*** Exercise material ***
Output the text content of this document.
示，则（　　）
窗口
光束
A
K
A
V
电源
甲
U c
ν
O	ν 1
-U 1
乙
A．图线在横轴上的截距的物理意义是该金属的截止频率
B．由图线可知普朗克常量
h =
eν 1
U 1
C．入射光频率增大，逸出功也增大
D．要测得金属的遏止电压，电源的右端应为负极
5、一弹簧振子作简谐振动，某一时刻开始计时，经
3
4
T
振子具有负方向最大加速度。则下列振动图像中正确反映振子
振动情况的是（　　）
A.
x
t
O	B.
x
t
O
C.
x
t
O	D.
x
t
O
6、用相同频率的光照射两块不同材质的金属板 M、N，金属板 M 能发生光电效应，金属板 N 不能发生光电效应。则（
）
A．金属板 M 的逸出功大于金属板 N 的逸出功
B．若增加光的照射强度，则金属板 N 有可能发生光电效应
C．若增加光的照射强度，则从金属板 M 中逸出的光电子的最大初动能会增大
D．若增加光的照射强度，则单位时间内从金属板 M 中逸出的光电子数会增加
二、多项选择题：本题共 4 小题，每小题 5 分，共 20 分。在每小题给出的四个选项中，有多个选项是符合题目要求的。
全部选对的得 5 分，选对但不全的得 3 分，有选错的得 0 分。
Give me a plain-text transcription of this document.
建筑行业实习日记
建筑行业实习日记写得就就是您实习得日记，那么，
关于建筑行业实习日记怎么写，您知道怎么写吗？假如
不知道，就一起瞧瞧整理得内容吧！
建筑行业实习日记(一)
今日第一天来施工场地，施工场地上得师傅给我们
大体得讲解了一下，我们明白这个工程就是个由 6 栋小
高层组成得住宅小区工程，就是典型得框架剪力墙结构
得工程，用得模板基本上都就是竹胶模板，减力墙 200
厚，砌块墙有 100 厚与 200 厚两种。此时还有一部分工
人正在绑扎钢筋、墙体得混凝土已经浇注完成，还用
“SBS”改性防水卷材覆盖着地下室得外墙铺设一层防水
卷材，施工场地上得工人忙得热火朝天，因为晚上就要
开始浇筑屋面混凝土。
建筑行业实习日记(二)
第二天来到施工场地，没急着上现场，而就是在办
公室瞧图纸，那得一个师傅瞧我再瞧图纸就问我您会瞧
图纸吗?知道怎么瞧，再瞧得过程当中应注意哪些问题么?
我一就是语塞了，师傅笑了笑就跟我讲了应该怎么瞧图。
***
» **What the task requires**
Extract the complete set of records unchanged.

» **Exercise solution**
Output the text content of this document.
示，则（　　）
窗口
光束
A
K
A
V
电源
甲
U c
ν
O	ν 1
-U 1
乙
A．图线在横轴上的截距的物理意义是该金属的截止频率
B．由图线可知普朗克常量
h =
eν 1
U 1
C．入射光频率增大，逸出功也增大
D．要测得金属的遏止电压，电源的右端应为负极
5、一弹簧振子作简谐振动，某一时刻开始计时，经
3
4
T
振子具有负方向最大加速度。则下列振动图像中正确反映振子
振动情况的是（　　）
A.
x
t
O	B.
x
t
O
C.
x
t
O	D.
x
t
O
6、用相同频率的光照射两块不同材质的金属板 M、N，金属板 M 能发生光电效应，金属板 N 不能发生光电效应。则（
）
A．金属板 M 的逸出功大于金属板 N 的逸出功
B．若增加光的照射强度，则金属板 N 有可能发生光电效应
C．若增加光的照射强度，则从金属板 M 中逸出的光电子的最大初动能会增大
D．若增加光的照射强度，则单位时间内从金属板 M 中逸出的光电子数会增加
二、多项选择题：本题共 4 小题，每小题 5 分，共 20 分。在每小题给出的四个选项中，有多个选项是符合题目要求的。
全部选对的得 5 分，选对但不全的得 3 分，有选错的得 0 分。
Give me a plain-text transcription of this document.
建筑行业实习日记
建筑行业实习日记写得就就是您实习得日记，那么，
关于建筑行业实习日记怎么写，您知道怎么写吗？假如
不知道，就一起瞧瞧整理得内容吧！
建筑行业实习日记(一)
今日第一天来施工场地，施工场地上得师傅给我们
大体得讲解了一下，我们明白这个工程就是个由 6 栋小
高层组成得住宅小区工程，就是典型得框架剪力墙结构
得工程，用得模板基本上都就是竹胶模板，减力墙 200
厚，砌块墙有 100 厚与 200 厚两种。此时还有一部分工
人正在绑扎钢筋、墙体得混凝土已经浇注完成，还用
“SBS”改性防水卷材覆盖着地下室得外墙铺设一层防水
卷材，施工场地上得工人忙得热火朝天，因为晚上就要
开始浇筑屋面混凝土。
建筑行业实习日记(二)
第二天来到施工场地，没急着上现场，而就是在办
公室瞧图纸，那得一个师傅瞧我再瞧图纸就问我您会瞧
图纸吗?知道怎么瞧，再瞧得过程当中应注意哪些问题么?
我一就是语塞了，师傅笑了笑就跟我讲了应该怎么瞧图。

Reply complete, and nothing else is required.